DIRECTIONS: Give the number of lines in this listing that contain "name", with no other words.

STORED ROWS:
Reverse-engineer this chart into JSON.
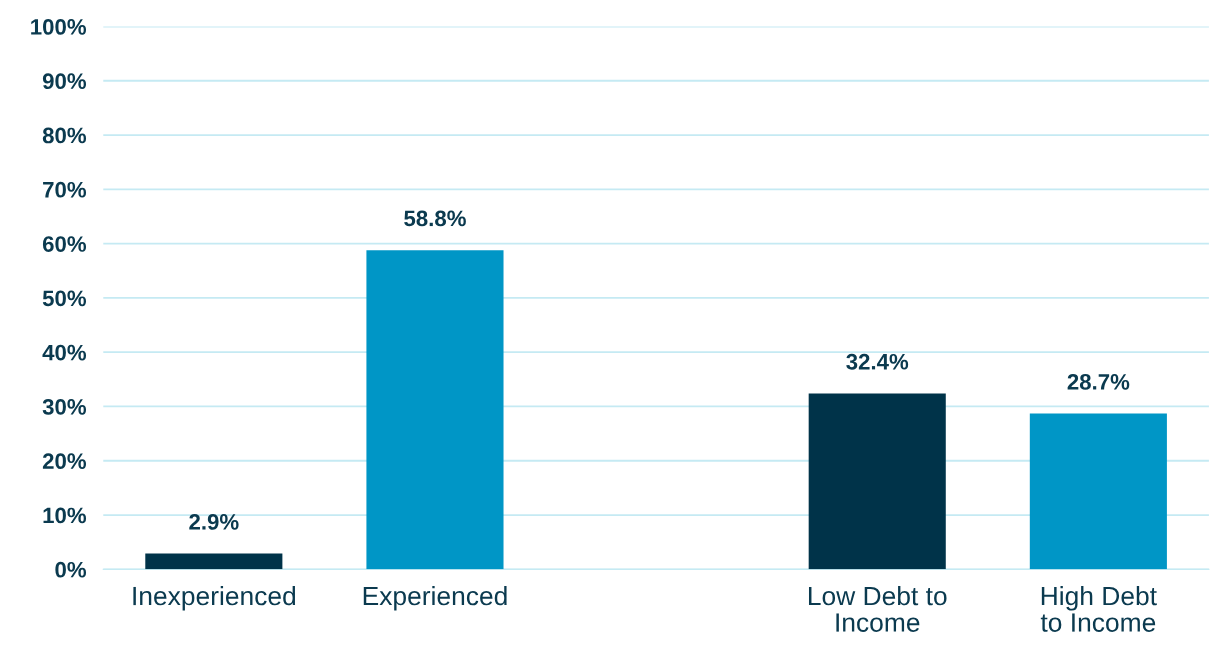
{
  "chart_data": {
    "type": "bar",
    "categories": [
      "Inexperienced",
      "Experienced",
      null,
      "Low Debt to\nIncome",
      "High Debt\nto Income"
    ],
    "values": [
      2.9,
      58.8,
      null,
      32.4,
      28.7
    ],
    "colors": [
      "#003349",
      "#0096c6",
      "#0096c6",
      "#003349",
      "#0096c6"
    ],
    "value_labels": [
      "2.9%",
      "58.8%",
      null,
      "32.4%",
      "28.7%"
    ],
    "ylim": [
      0,
      100
    ],
    "yticks": [
      {
        "value": 0,
        "label": "0%"
      },
      {
        "value": 10,
        "label": "10%"
      },
      {
        "value": 20,
        "label": "20%"
      },
      {
        "value": 30,
        "label": "30%"
      },
      {
        "value": 40,
        "label": "40%"
      },
      {
        "value": 50,
        "label": "50%"
      },
      {
        "value": 60,
        "label": "60%"
      },
      {
        "value": 70,
        "label": "70%"
      },
      {
        "value": 80,
        "label": "80%"
      },
      {
        "value": 90,
        "label": "90%"
      },
      {
        "value": 100,
        "label": "100%"
      }
    ],
    "grid": "y",
    "legend": false
  }
}
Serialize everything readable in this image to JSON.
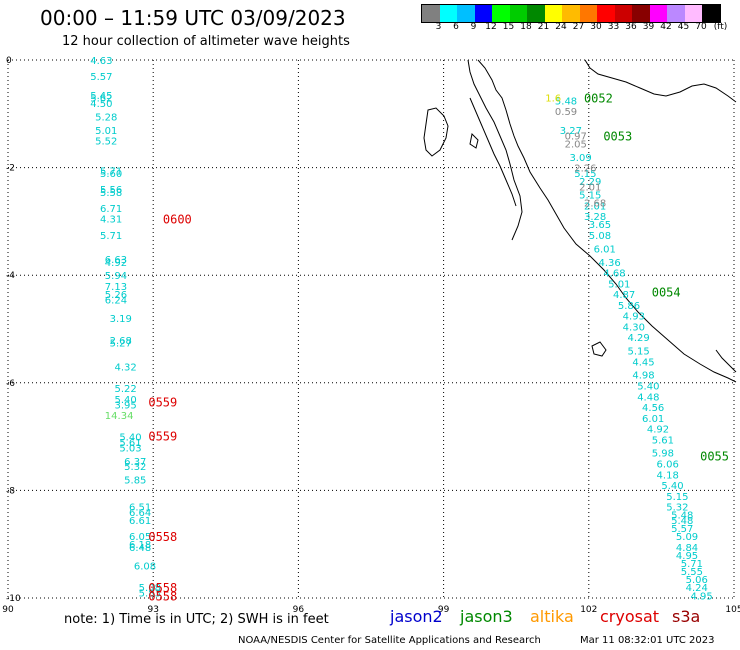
{
  "header": {
    "title": "00:00 – 11:59 UTC 03/09/2023",
    "subtitle": "12 hour collection of altimeter wave heights"
  },
  "legend": {
    "colors": [
      "#808080",
      "#00ffff",
      "#00bfff",
      "#0000ff",
      "#00ff00",
      "#00cc00",
      "#008800",
      "#ffff00",
      "#ffbb00",
      "#ff7700",
      "#ff0000",
      "#cc0000",
      "#880000",
      "#ff00ff",
      "#bb88ff",
      "#ffbbff",
      "#000000"
    ],
    "labels": [
      "3",
      "6",
      "9",
      "12",
      "15",
      "18",
      "21",
      "24",
      "27",
      "30",
      "33",
      "36",
      "39",
      "42",
      "45",
      "70",
      "(ft)"
    ]
  },
  "axes": {
    "x_ticks": [
      "90",
      "93",
      "96",
      "99",
      "102",
      "105"
    ],
    "y_ticks": [
      "0",
      "-2",
      "-4",
      "-6",
      "-8",
      "-10"
    ],
    "x_range": [
      90,
      105
    ],
    "y_range": [
      -10,
      0
    ]
  },
  "tracks": [
    {
      "color": "#00cccc",
      "points": [
        [
          91.7,
          0.0,
          "4.63"
        ],
        [
          91.7,
          -0.3,
          "5.57"
        ],
        [
          91.7,
          -0.65,
          "5.45"
        ],
        [
          91.7,
          -0.7,
          "5.62"
        ],
        [
          91.7,
          -0.8,
          "4.50"
        ],
        [
          91.8,
          -1.05,
          "5.28"
        ],
        [
          91.8,
          -1.3,
          "5.01"
        ],
        [
          91.8,
          -1.5,
          "5.52"
        ],
        [
          91.9,
          -2.05,
          "5.71"
        ],
        [
          91.9,
          -2.1,
          "5.60"
        ],
        [
          91.9,
          -2.4,
          "5.56"
        ],
        [
          91.9,
          -2.45,
          "5.58"
        ],
        [
          91.9,
          -2.75,
          "6.71"
        ],
        [
          91.9,
          -2.95,
          "4.31"
        ],
        [
          91.9,
          -3.25,
          "5.71"
        ],
        [
          92.0,
          -3.7,
          "6.63"
        ],
        [
          92.0,
          -3.75,
          "4.92"
        ],
        [
          92.0,
          -4.0,
          "5.94"
        ],
        [
          92.0,
          -4.2,
          "7.13"
        ],
        [
          92.0,
          -4.35,
          "5.26"
        ],
        [
          92.0,
          -4.45,
          "6.24"
        ],
        [
          92.1,
          -4.8,
          "3.19"
        ],
        [
          92.1,
          -5.2,
          "2.68"
        ],
        [
          92.1,
          -5.25,
          "5.27"
        ],
        [
          92.2,
          -5.7,
          "4.32"
        ],
        [
          92.2,
          -6.1,
          "5.22"
        ],
        [
          92.2,
          -6.3,
          "5.40"
        ],
        [
          92.2,
          -6.4,
          "3.95"
        ],
        [
          92.3,
          -7.0,
          "5.40"
        ],
        [
          92.3,
          -7.1,
          "5.61"
        ],
        [
          92.3,
          -7.2,
          "5.03"
        ],
        [
          92.4,
          -7.45,
          "6.37"
        ],
        [
          92.4,
          -7.55,
          "5.32"
        ],
        [
          92.4,
          -7.8,
          "5.85"
        ],
        [
          92.5,
          -8.3,
          "6.51"
        ],
        [
          92.5,
          -8.4,
          "6.64"
        ],
        [
          92.5,
          -8.55,
          "6.61"
        ],
        [
          92.5,
          -8.85,
          "6.05"
        ],
        [
          92.5,
          -9.0,
          "6.18"
        ],
        [
          92.5,
          -9.05,
          "6.48"
        ],
        [
          92.6,
          -9.4,
          "6.08"
        ],
        [
          92.7,
          -9.8,
          "5.08"
        ],
        [
          92.7,
          -9.9,
          "5.83"
        ]
      ]
    },
    {
      "color": "#66dd66",
      "points": [
        [
          92.0,
          -6.6,
          "14.34"
        ]
      ]
    },
    {
      "color": "#00cccc",
      "points": [
        [
          101.3,
          -0.75,
          "5.48"
        ],
        [
          101.4,
          -1.3,
          "3.27"
        ],
        [
          101.6,
          -1.8,
          "3.09"
        ],
        [
          101.7,
          -2.1,
          "5.15"
        ],
        [
          101.8,
          -2.25,
          "2.29"
        ],
        [
          101.8,
          -2.5,
          "5.15"
        ],
        [
          101.9,
          -2.7,
          "2.01"
        ],
        [
          101.9,
          -2.9,
          "3.28"
        ],
        [
          102.0,
          -3.05,
          "3.65"
        ],
        [
          102.0,
          -3.25,
          "5.08"
        ],
        [
          102.1,
          -3.5,
          "6.01"
        ],
        [
          102.2,
          -3.75,
          "4.36"
        ],
        [
          102.3,
          -3.95,
          "4.68"
        ],
        [
          102.4,
          -4.15,
          "5.01"
        ],
        [
          102.5,
          -4.35,
          "4.87"
        ],
        [
          102.6,
          -4.55,
          "5.86"
        ],
        [
          102.7,
          -4.75,
          "4.93"
        ],
        [
          102.7,
          -4.95,
          "4.30"
        ],
        [
          102.8,
          -5.15,
          "4.29"
        ],
        [
          102.8,
          -5.4,
          "5.15"
        ],
        [
          102.9,
          -5.6,
          "4.45"
        ],
        [
          102.9,
          -5.85,
          "4.98"
        ],
        [
          103.0,
          -6.05,
          "5.40"
        ],
        [
          103.0,
          -6.25,
          "4.48"
        ],
        [
          103.1,
          -6.45,
          "4.56"
        ],
        [
          103.1,
          -6.65,
          "6.01"
        ],
        [
          103.2,
          -6.85,
          "4.92"
        ],
        [
          103.3,
          -7.05,
          "5.61"
        ],
        [
          103.3,
          -7.3,
          "5.98"
        ],
        [
          103.4,
          -7.5,
          "6.06"
        ],
        [
          103.4,
          -7.7,
          "4.18"
        ],
        [
          103.5,
          -7.9,
          "5.40"
        ],
        [
          103.6,
          -8.1,
          "5.15"
        ],
        [
          103.6,
          -8.3,
          "5.32"
        ],
        [
          103.7,
          -8.45,
          "5.48"
        ],
        [
          103.7,
          -8.55,
          "5.48"
        ],
        [
          103.7,
          -8.7,
          "5.57"
        ],
        [
          103.8,
          -8.85,
          "5.09"
        ],
        [
          103.8,
          -9.05,
          "4.84"
        ],
        [
          103.8,
          -9.2,
          "4.95"
        ],
        [
          103.9,
          -9.35,
          "5.71"
        ],
        [
          103.9,
          -9.5,
          "5.55"
        ],
        [
          104.0,
          -9.65,
          "5.06"
        ],
        [
          104.0,
          -9.8,
          "4.24"
        ],
        [
          104.1,
          -9.95,
          "4.95"
        ]
      ]
    },
    {
      "color": "#888888",
      "points": [
        [
          101.3,
          -0.95,
          "0.59"
        ],
        [
          101.5,
          -1.4,
          "0.97"
        ],
        [
          101.5,
          -1.55,
          "2.05"
        ],
        [
          101.7,
          -2.0,
          "2.26"
        ],
        [
          101.8,
          -2.35,
          "2.01"
        ],
        [
          101.9,
          -2.65,
          "2.68"
        ]
      ]
    },
    {
      "color": "#dddd00",
      "points": [
        [
          101.1,
          -0.7,
          "1.6"
        ]
      ]
    }
  ],
  "time_labels": [
    {
      "lon": 93.2,
      "lat": -2.95,
      "text": "0600",
      "color": "#dd0000"
    },
    {
      "lon": 92.9,
      "lat": -6.35,
      "text": "0559",
      "color": "#dd0000"
    },
    {
      "lon": 92.9,
      "lat": -6.98,
      "text": "0559",
      "color": "#dd0000"
    },
    {
      "lon": 92.9,
      "lat": -8.85,
      "text": "0558",
      "color": "#dd0000"
    },
    {
      "lon": 92.9,
      "lat": -9.8,
      "text": "0558",
      "color": "#dd0000"
    },
    {
      "lon": 92.9,
      "lat": -9.95,
      "text": "0558",
      "color": "#dd0000"
    },
    {
      "lon": 101.9,
      "lat": -0.7,
      "text": "0052",
      "color": "#008800"
    },
    {
      "lon": 102.3,
      "lat": -1.4,
      "text": "0053",
      "color": "#008800"
    },
    {
      "lon": 103.3,
      "lat": -4.3,
      "text": "0054",
      "color": "#008800"
    },
    {
      "lon": 104.3,
      "lat": -7.35,
      "text": "0055",
      "color": "#008800"
    }
  ],
  "note": "note: 1) Time is in UTC; 2) SWH is in feet",
  "satellites": [
    {
      "name": "jason2",
      "color": "#0000cc"
    },
    {
      "name": "jason3",
      "color": "#008800"
    },
    {
      "name": "altika",
      "color": "#ff9900"
    },
    {
      "name": "cryosat",
      "color": "#dd0000"
    },
    {
      "name": "s3a",
      "color": "#990000"
    }
  ],
  "footer_left": "NOAA/NESDIS Center for Satellite Applications and Research",
  "footer_right": "Mar 11 08:32:01 UTC 2023"
}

EXERCISE ANSWER: 5